### Document ###
(source)

Table of Contents

RFC-0091: DHT Authority discovery record creation time

Start Date2024-05-20
DescriptionAdd creation time for DHT authority discovery records
AuthorsAlex Gheorghe (alexggh)

Summary

Extend the DHT authority discovery records with a signed creation time, so that nodes can determine which record is newer and always decide to prefer the newer records to the old ones.

Motivation

Currently, we use the Kademlia DHT for storing records regarding the p2p address of an authority discovery key, the problem is that if the nodes decide to change its PeerId/Network key it will publish a new record, however because of the distributed and replicated nature of the DHT there is no way to tell which record is newer so both old PeerId and the new PeerId will live in the network until the old one expires(36h), that creates all sort of problem and leads to the node changing its address not being properly connected for up to 36h.
### Given data ###
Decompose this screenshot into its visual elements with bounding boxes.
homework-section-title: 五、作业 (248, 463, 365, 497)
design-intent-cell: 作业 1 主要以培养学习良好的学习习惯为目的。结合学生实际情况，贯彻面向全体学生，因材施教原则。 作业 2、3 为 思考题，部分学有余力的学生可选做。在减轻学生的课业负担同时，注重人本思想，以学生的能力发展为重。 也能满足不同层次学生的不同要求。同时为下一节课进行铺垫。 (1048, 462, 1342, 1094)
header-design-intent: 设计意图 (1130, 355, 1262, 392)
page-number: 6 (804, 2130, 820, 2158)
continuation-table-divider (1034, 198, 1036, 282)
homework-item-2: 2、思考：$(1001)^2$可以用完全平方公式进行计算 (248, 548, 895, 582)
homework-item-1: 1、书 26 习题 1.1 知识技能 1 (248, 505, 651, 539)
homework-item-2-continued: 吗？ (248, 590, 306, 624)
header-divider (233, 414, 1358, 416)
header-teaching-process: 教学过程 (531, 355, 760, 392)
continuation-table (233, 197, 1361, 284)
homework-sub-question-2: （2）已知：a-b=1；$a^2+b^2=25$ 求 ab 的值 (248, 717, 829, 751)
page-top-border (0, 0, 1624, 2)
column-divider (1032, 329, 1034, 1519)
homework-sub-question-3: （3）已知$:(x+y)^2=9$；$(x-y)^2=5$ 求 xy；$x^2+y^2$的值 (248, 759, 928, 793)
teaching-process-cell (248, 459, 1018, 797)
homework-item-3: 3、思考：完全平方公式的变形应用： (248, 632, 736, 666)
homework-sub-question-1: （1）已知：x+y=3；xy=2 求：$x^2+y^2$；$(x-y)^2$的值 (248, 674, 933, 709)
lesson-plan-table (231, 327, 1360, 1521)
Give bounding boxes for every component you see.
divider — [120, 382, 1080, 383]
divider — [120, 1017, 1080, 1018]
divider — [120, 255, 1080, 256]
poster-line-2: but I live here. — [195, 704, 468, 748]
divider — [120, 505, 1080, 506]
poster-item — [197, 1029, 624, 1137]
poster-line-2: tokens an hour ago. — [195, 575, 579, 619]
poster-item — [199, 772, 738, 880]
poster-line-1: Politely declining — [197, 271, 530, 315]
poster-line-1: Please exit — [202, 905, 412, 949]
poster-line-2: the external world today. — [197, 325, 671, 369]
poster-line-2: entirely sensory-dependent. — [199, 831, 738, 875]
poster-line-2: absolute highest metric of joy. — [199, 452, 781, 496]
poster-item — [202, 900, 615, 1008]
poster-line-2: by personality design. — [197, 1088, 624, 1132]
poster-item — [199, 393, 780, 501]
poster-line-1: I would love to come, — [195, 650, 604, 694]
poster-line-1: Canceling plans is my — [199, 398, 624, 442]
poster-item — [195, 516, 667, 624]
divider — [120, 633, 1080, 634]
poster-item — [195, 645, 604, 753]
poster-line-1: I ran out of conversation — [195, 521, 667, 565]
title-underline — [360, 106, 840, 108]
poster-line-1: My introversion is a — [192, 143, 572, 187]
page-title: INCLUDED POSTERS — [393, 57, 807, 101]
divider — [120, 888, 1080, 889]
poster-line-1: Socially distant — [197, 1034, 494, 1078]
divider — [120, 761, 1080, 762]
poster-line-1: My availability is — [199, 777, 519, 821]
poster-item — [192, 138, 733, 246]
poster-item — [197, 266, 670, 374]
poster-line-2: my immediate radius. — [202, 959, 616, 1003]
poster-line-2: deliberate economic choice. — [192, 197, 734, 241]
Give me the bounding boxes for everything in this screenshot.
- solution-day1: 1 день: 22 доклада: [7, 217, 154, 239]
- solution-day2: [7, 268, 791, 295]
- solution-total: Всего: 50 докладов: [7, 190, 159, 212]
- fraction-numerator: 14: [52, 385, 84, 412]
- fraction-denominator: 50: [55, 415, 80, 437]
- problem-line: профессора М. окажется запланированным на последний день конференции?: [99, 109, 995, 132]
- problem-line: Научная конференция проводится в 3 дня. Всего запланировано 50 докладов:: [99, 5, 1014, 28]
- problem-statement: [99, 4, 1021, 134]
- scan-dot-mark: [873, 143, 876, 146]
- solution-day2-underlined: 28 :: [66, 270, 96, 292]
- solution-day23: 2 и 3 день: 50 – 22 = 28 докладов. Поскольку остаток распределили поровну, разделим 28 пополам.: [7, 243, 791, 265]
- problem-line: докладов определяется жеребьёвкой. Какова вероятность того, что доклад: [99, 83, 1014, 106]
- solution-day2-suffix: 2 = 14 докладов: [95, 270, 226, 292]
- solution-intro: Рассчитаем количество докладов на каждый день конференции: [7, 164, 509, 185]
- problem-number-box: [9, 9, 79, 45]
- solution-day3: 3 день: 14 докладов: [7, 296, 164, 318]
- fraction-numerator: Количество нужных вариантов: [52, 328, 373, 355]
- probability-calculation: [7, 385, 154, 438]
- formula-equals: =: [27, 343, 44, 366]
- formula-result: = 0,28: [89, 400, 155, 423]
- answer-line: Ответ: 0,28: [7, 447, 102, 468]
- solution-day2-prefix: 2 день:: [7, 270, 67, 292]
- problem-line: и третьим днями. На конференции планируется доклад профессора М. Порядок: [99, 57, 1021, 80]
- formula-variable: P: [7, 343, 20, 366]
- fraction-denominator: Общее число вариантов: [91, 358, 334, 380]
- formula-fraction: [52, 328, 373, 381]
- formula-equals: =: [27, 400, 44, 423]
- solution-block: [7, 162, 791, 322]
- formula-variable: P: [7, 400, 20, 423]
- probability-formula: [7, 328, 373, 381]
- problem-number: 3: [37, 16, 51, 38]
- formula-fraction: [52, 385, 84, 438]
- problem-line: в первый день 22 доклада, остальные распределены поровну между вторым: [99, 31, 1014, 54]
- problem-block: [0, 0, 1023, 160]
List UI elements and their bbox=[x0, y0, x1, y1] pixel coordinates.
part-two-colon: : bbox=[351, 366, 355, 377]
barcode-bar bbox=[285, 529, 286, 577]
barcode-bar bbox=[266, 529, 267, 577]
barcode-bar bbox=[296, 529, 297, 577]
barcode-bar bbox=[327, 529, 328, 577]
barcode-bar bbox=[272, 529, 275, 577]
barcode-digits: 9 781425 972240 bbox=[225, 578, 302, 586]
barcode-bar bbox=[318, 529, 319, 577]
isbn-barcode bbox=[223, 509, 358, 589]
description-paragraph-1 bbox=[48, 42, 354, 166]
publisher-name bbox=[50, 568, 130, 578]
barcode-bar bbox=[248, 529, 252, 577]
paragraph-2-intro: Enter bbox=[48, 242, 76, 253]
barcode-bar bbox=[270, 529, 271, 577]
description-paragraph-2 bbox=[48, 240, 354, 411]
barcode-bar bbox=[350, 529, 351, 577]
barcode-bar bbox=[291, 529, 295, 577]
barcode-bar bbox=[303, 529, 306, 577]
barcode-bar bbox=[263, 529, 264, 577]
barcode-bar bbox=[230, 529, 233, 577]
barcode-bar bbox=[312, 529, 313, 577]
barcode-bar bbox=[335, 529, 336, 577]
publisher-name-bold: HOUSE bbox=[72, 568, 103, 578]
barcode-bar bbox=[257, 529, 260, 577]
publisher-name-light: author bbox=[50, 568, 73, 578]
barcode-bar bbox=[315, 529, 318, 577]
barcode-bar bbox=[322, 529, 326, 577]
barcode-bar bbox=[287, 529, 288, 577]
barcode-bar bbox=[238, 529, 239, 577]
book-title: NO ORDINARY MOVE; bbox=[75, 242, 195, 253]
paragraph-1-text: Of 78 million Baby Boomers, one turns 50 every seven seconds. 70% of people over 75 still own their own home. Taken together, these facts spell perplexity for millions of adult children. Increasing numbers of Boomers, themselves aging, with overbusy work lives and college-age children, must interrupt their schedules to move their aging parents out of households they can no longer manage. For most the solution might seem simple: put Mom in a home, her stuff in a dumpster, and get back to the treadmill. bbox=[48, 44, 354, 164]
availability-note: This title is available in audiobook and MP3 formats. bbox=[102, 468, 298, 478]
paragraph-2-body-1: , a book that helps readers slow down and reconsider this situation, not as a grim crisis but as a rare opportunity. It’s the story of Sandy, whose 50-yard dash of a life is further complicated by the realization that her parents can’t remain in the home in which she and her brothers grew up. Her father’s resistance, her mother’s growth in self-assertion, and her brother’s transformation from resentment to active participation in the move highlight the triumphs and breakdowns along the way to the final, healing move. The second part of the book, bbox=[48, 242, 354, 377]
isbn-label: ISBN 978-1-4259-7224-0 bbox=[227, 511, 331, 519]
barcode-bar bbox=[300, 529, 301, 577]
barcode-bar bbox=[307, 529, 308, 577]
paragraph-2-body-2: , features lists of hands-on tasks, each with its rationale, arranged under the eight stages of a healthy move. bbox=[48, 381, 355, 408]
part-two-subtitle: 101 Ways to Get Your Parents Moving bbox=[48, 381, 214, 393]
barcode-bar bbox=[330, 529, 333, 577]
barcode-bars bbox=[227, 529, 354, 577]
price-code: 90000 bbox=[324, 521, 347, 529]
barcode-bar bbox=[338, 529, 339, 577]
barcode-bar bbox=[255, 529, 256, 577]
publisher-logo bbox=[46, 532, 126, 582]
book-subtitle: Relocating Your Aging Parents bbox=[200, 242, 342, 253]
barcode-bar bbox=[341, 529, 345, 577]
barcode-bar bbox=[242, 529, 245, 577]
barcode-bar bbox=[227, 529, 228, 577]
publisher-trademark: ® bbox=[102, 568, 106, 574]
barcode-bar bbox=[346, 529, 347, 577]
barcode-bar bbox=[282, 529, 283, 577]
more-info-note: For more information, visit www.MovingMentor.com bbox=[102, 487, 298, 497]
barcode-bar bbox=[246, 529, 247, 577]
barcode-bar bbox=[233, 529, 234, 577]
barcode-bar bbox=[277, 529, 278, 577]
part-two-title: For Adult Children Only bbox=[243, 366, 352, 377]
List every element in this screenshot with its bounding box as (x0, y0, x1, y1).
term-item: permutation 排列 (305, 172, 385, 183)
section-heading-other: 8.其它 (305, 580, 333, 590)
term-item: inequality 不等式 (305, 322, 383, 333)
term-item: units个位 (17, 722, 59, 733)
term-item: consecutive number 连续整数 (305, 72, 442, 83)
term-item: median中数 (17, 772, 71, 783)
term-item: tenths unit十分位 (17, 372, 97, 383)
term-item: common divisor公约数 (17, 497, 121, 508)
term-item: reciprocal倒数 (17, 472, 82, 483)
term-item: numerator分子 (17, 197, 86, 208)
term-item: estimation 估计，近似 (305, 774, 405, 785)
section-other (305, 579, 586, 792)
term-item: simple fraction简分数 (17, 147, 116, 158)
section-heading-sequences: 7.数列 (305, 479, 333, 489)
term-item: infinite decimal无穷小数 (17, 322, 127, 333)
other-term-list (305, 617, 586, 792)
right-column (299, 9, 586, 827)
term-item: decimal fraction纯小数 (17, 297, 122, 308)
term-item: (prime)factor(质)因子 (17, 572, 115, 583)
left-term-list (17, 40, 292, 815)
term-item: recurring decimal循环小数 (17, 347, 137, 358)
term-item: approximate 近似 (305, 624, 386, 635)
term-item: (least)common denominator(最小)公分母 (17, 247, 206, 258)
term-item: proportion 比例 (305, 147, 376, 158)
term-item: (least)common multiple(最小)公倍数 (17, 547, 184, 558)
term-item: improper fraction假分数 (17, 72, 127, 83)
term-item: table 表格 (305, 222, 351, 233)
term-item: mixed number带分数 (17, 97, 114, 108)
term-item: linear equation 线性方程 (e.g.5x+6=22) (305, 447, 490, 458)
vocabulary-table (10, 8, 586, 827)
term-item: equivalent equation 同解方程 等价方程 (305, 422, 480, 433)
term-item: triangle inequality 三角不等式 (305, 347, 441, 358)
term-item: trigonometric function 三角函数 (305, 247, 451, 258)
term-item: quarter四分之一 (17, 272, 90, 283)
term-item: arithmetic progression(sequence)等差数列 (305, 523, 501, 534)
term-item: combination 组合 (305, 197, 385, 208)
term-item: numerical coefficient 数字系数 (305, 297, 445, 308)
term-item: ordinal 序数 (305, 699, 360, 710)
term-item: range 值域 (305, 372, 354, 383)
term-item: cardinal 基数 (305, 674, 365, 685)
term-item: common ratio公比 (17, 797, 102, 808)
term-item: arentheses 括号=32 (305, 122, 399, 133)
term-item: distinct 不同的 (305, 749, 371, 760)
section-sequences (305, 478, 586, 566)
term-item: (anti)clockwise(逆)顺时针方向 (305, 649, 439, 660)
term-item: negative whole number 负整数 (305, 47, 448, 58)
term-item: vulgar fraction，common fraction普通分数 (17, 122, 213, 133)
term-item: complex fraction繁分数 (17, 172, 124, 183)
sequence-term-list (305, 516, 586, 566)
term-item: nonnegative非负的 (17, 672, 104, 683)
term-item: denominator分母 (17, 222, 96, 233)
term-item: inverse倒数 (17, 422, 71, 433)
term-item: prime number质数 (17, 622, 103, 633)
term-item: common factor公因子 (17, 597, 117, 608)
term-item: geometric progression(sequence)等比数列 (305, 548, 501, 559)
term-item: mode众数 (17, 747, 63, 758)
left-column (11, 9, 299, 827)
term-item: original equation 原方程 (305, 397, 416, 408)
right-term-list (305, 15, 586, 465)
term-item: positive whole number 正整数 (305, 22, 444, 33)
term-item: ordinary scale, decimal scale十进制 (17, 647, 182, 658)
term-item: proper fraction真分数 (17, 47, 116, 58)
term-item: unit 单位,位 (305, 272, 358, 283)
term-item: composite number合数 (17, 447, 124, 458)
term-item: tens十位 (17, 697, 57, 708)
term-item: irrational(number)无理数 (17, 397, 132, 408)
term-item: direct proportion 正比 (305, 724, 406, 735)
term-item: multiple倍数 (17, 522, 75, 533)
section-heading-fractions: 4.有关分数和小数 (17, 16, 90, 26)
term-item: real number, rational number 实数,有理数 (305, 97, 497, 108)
###
*What to work on*
[A] Rewrite the records as a numbered list, starting with their first line and going on through the line containing "poster-item — [199, 393, 780, 501]", and leave out any blank lines.
[B] Continue the RFC on authority discovery record creation time from the point where it stops.
The records have no connection to the RFC text.

*Expected results*
[A]
1. Decompose this screenshot into its visual elements with bounding boxes.
2. homework-section-title: 五、作业 (248, 463, 365, 497)
3. design-intent-cell: 作业 1 主要以培养学习良好的学习习惯为目的。结合学生实际情况，贯彻面向全体学生，因材施教原则。 作业 2、3 为 思考题，部分学有余力的学生可选做。在减轻学生的课业负担同时，注重人本思想，以学生的能力发展为重。 也能满足不同层次学生的不同要求。同时为下一节课进行铺垫。 (1048, 462, 1342, 1094)
4. header-design-intent: 设计意图 (1130, 355, 1262, 392)
5. page-number: 6 (804, 2130, 820, 2158)
6. continuation-table-divider (1034, 198, 1036, 282)
7. homework-item-2: 2、思考：$(1001)^2$可以用完全平方公式进行计算 (248, 548, 895, 582)
8. homework-item-1: 1、书 26 习题 1.1 知识技能 1 (248, 505, 651, 539)
9. homework-item-2-continued: 吗？ (248, 590, 306, 624)
10. header-divider (233, 414, 1358, 416)
11. header-teaching-process: 教学过程 (531, 355, 760, 392)
12. continuation-table (233, 197, 1361, 284)
13. homework-sub-question-2: （2）已知：a-b=1；$a^2+b^2=25$ 求 ab 的值 (248, 717, 829, 751)
14. page-top-border (0, 0, 1624, 2)
15. column-divider (1032, 329, 1034, 1519)
16. homework-sub-question-3: （3）已知$:(x+y)^2=9$；$(x-y)^2=5$ 求 xy；$x^2+y^2$的值 (248, 759, 928, 793)
17. teaching-process-cell (248, 459, 1018, 797)
18. homework-item-3: 3、思考：完全平方公式的变形应用： (248, 632, 736, 666)
19. homework-sub-question-1: （1）已知：x+y=3；xy=2 求：$x^2+y^2$；$(x-y)^2$的值 (248, 674, 933, 709)
20. lesson-plan-table (231, 327, 1360, 1521)
21. Give bounding boxes for every component you see.
22. divider — [120, 382, 1080, 383]
23. divider — [120, 1017, 1080, 1018]
24. divider — [120, 255, 1080, 256]
25. poster-line-2: but I live here. — [195, 704, 468, 748]
26. divider — [120, 505, 1080, 506]
27. poster-item — [197, 1029, 624, 1137]
28. poster-line-2: tokens an hour ago. — [195, 575, 579, 619]
29. poster-item — [199, 772, 738, 880]
30. poster-line-1: Politely declining — [197, 271, 530, 315]
31. poster-line-1: Please exit — [202, 905, 412, 949]
32. poster-line-2: the external world today. — [197, 325, 671, 369]
33. poster-line-2: entirely sensory-dependent. — [199, 831, 738, 875]
34. poster-line-2: absolute highest metric of joy. — [199, 452, 781, 496]
35. poster-item — [202, 900, 615, 1008]
36. poster-line-2: by personality design. — [197, 1088, 624, 1132]
37. poster-item — [199, 393, 780, 501]

[B]
After this RFC, nodes are extended to decide to keep the new record and propagate the new record to nodes that have the old record stored, so in the end all the nodes will converge faster to the new record(in the order of minutes, not 36h)

Implementation of the rfc: https://github.com/paritytech/polkadot-sdk/pull/3786.

Current issue without this enhacement: https://github.com/paritytech/polkadot-sdk/issues/3673

Stakeholders

Polkadot node developers.

Explanation

This RFC heavily relies on the functionalities of the Kademlia DHT already in use by Polkadot. You can find a link to the specification here.

In a nutshell, on a specific node the current authority-discovery protocol publishes Kademila DHT records at startup and periodically. The records contain the full address of the node for each authorithy key it owns. The node tries also to find the full address of all authorities in the network by querying the DHT and picking up the first record it finds for each of the authority id it found on chain.

The authority discovery DHT records use the protobuf protocol and the current format is specified here. This RFC proposese extending the schema in a backwards compatible manner by adding a new optional creation_time field to AuthorityRecord and nodes can use this information to determine which of the record is newer.

Diff of dht-v3.proto vs dht-v2.proto

@@ -1,10 +1,10 @@
 syntax = "proto3";

-package authority_discovery_v2;
+package authority_discovery_v3;

 // First we need to serialize the addresses in order to be able to sign them.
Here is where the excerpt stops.